## QUOTED TEXT
Even before the recent well publicised economic difficulties experienced by some members of the eurozone – in fact, since it was first launched as a currency – questions had been raised about the long term viability of the euro.
In 2005 the US economist Milton Friedman warned: “The euro is going to be a big source of problems, not a source of help. The euro has no precedent. To the best of my knowledge, there has never been a monetary union, putting out a fiat currency, composed of independent states. There have been unions based on gold or silver, but not on fiat money – money tempted to inflate – put out by politically independent entities.”
Whether you agree with all Friedman’s monetarist views, he was certainly right to highlight the apparent oddness of imposing a common currency on those countries who opted for joining the EU for its many benefits: countries with very different cultures, political systems and levels of economic development. How could the euro have the same value in each of those member states and how could it remain constant when each of those states was, and is, responsible for its own economy and self interest, but without the ability to take corrective action when troubles arise: for instance, through devaluation of its currency in relation to its neighbours?
So why have so many countries opted to join the eurozone? The answer lies, to a very large extent, in the many benefits that the eurozone presents to its members – and the breaking down of barriers to – and complications of – international trade are undoubtedly high on the list: no more worries about fluctuations in the exchange rate that might eat into the value of a sale, simplified billing, price transparency and competitive pricing for the potential purchaser. And the EU’s convergence criteria ensured that those bidding to join whip their economies into shape beforehand – although, as we’ve seen recently, some member countries have ‘let themselves go’ a little since the honeymoon.

## DO THIS
Copy out the passage on the euro's long-term viability in full, word for word.

## RECORDS SHOWN
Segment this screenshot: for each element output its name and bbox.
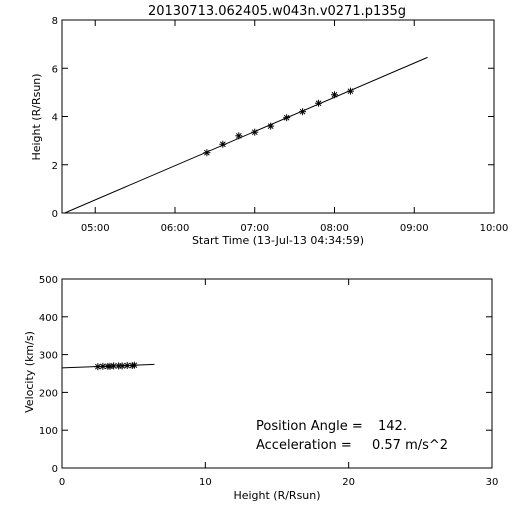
x-axis-label-top: Start Time (13-Jul-13 04:34:59)	[192, 234, 364, 247]
data-point	[203, 149, 211, 157]
position-angle-label: Position Angle =	[256, 419, 363, 434]
x-tick-label: 08:00	[320, 223, 349, 234]
data-point	[130, 361, 138, 369]
data-point	[315, 99, 323, 107]
plot-frame-bottom	[61, 278, 493, 469]
data-point	[251, 128, 259, 136]
x-tick-label: 30	[486, 477, 499, 488]
x-axis-ticks-top: 05:00 06:00 07:00 08:00 09:00 10:00	[81, 20, 509, 234]
data-point	[283, 114, 291, 122]
y-tick-label: 6	[52, 64, 58, 75]
y-axis-ticks-bottom: 0 100 200 300 400 500	[39, 275, 492, 475]
y-tick-label: 500	[39, 275, 58, 286]
y-tick-label: 2	[52, 161, 58, 172]
x-tick-label: 07:00	[240, 223, 269, 234]
velocity-height-panel: 0 10 20 30 0 100 200 300 400 500 Height (R/Rsun)…	[23, 275, 498, 502]
fit-line-top	[64, 56, 428, 214]
chart-title: 20130713.062405.w043n.v0271.p135g	[148, 4, 406, 19]
x-tick-label: 0	[59, 477, 65, 488]
data-point	[299, 108, 307, 116]
plot-frame-top	[61, 19, 495, 214]
data-points-bottom	[94, 361, 138, 371]
acceleration-label: Acceleration =	[256, 438, 352, 453]
y-tick-label: 4	[52, 113, 58, 124]
y-tick-label: 0	[52, 464, 58, 475]
y-tick-label: 0	[52, 209, 58, 220]
height-time-panel: 20130713.062405.w043n.v0271.p135g 05:00 0…	[30, 4, 508, 247]
x-tick-label: 06:00	[161, 223, 190, 234]
y-tick-label: 200	[39, 388, 58, 399]
data-point	[346, 87, 354, 95]
y-tick-label: 8	[52, 16, 58, 27]
x-tick-label: 09:00	[400, 223, 429, 234]
x-tick-label: 10:00	[480, 223, 509, 234]
data-point	[118, 362, 126, 370]
y-tick-label: 300	[39, 351, 58, 362]
x-axis-ticks-bottom: 0 10 20 30	[59, 279, 499, 488]
data-point	[330, 91, 338, 99]
y-axis-label-bottom: Velocity (km/s)	[23, 331, 36, 413]
y-axis-label-top: Height (R/Rsun)	[30, 73, 43, 160]
y-tick-label: 400	[39, 313, 58, 324]
y-axis-ticks-top: 0 2 4 6 8	[52, 16, 494, 220]
data-point	[219, 140, 227, 148]
x-axis-label-bottom: Height (R/Rsun)	[233, 489, 320, 502]
data-point	[267, 122, 275, 130]
acceleration-value: 0.57 m/s^2	[372, 438, 448, 453]
position-angle-value: 142.	[378, 419, 407, 434]
y-tick-label: 100	[39, 426, 58, 437]
data-points-top	[203, 87, 354, 157]
x-tick-label: 10	[199, 477, 212, 488]
x-tick-label: 05:00	[81, 223, 110, 234]
x-tick-label: 20	[342, 477, 355, 488]
data-point	[235, 132, 243, 140]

## THE REPLY
Even before the recent well publicised economic difficulties experienced by some members of the eurozone – in fact, since it was first launched as a currency – questions had been raised about the long term viability of the euro.
In 2005 the US economist Milton Friedman warned: “The euro is going to be a big source of problems, not a source of help. The euro has no precedent. To the best of my knowledge, there has never been a monetary union, putting out a fiat currency, composed of independent states. There have been unions based on gold or silver, but not on fiat money – money tempted to inflate – put out by politically independent entities.”
Whether you agree with all Friedman’s monetarist views, he was certainly right to highlight the apparent oddness of imposing a common currency on those countries who opted for joining the EU for its many benefits: countries with very different cultures, political systems and levels of economic development. How could the euro have the same value in each of those member states and how could it remain constant when each of those states was, and is, responsible for its own economy and self interest, but without the ability to take corrective action when troubles arise: for instance, through devaluation of its currency in relation to its neighbours?
So why have so many countries opted to join the eurozone? The answer lies, to a very large extent, in the many benefits that the eurozone presents to its members – and the breaking down of barriers to – and complications of – international trade are undoubtedly high on the list: no more worries about fluctuations in the exchange rate that might eat into the value of a sale, simplified billing, price transparency and competitive pricing for the potential purchaser. And the EU’s convergence criteria ensured that those bidding to join whip their economies into shape beforehand – although, as we’ve seen recently, some member countries have ‘let themselves go’ a little since the honeymoon.